Gather all lines with "крайнюю" from the records.

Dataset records
######

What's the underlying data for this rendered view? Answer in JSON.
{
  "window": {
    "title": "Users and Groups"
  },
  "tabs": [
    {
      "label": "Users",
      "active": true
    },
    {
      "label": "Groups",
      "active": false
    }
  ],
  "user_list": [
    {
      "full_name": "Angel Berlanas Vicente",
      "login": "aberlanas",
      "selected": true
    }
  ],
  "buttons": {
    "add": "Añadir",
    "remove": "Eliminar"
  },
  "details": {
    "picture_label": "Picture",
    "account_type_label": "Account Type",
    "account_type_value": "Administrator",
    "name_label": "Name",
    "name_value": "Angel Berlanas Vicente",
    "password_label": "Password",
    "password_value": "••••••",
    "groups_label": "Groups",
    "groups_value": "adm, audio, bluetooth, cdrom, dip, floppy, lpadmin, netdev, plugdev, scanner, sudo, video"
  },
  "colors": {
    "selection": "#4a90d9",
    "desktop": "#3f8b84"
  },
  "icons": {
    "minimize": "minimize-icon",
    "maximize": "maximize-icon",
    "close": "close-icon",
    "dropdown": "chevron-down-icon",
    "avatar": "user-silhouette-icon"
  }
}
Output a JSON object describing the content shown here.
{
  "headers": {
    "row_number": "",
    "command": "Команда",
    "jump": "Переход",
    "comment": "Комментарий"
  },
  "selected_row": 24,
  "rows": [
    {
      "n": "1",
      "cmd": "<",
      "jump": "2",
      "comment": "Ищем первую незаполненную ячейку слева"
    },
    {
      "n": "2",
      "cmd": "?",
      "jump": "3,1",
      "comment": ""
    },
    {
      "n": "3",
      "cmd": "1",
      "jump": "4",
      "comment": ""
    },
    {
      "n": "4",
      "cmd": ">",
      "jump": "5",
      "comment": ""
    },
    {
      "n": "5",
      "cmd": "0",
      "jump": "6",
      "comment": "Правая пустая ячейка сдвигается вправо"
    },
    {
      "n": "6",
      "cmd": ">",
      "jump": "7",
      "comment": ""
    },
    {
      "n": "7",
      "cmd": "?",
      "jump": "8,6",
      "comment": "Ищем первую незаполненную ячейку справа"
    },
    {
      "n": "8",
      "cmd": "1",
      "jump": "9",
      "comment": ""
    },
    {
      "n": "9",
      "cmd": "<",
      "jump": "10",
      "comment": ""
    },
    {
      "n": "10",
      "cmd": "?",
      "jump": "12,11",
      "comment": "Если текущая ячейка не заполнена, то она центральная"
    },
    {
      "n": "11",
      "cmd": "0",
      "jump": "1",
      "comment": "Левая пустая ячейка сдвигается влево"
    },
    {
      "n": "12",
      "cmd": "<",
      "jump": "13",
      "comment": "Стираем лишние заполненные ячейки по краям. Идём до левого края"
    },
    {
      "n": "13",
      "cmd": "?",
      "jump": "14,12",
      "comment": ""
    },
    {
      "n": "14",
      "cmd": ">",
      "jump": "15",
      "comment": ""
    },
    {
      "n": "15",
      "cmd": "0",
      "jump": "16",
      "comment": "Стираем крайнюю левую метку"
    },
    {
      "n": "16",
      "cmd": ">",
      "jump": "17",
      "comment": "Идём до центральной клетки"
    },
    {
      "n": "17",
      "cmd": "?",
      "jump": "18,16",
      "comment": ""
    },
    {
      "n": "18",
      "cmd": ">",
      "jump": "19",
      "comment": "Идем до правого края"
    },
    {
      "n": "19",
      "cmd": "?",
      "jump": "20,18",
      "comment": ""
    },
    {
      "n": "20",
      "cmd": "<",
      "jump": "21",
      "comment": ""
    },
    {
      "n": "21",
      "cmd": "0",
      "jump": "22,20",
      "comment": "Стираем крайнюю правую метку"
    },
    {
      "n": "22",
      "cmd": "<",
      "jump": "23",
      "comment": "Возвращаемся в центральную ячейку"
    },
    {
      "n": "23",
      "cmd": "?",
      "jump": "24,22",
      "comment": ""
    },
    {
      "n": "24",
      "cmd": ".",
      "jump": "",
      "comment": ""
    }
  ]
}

######

Result of the task>
      "comment": "Стираем крайнюю левую метку"
      "comment": "Стираем крайнюю правую метку"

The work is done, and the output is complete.